What needs to be done:
Return every record verbatim.

Record excerpts:
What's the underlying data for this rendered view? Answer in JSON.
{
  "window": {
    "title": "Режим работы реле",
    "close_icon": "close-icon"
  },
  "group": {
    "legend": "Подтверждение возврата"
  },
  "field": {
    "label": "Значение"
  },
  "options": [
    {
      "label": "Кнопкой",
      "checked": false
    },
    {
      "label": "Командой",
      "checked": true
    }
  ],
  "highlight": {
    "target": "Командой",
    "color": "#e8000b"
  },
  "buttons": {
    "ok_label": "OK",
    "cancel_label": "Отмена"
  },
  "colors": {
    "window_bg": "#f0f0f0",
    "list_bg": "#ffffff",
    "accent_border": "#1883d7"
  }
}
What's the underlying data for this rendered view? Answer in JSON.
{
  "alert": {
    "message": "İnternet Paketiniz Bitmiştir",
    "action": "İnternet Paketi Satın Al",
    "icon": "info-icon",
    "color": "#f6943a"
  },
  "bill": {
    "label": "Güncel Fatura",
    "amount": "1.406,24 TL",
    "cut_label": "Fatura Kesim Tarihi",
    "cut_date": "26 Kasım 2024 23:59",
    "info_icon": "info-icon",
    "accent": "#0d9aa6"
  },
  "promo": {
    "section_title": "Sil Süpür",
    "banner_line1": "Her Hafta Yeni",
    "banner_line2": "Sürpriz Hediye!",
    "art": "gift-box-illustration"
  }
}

Answer for the task:
What's the underlying data for this rendered view? Answer in JSON.
{
  "window": {
    "title": "Режим работы реле",
    "close_icon": "close-icon"
  },
  "group": {
    "legend": "Подтверждение возврата"
  },
  "field": {
    "label": "Значение"
  },
  "options": [
    {
      "label": "Кнопкой",
      "checked": false
    },
    {
      "label": "Командой",
      "checked": true
    }
  ],
  "highlight": {
    "target": "Командой",
    "color": "#e8000b"
  },
  "buttons": {
    "ok_label": "OK",
    "cancel_label": "Отмена"
  },
  "colors": {
    "window_bg": "#f0f0f0",
    "list_bg": "#ffffff",
    "accent_border": "#1883d7"
  }
}
What's the underlying data for this rendered view? Answer in JSON.
{
  "alert": {
    "message": "İnternet Paketiniz Bitmiştir",
    "action": "İnternet Paketi Satın Al",
    "icon": "info-icon",
    "color": "#f6943a"
  },
  "bill": {
    "label": "Güncel Fatura",
    "amount": "1.406,24 TL",
    "cut_label": "Fatura Kesim Tarihi",
    "cut_date": "26 Kasım 2024 23:59",
    "info_icon": "info-icon",
    "accent": "#0d9aa6"
  },
  "promo": {
    "section_title": "Sil Süpür",
    "banner_line1": "Her Hafta Yeni",
    "banner_line2": "Sürpriz Hediye!",
    "art": "gift-box-illustration"
  }
}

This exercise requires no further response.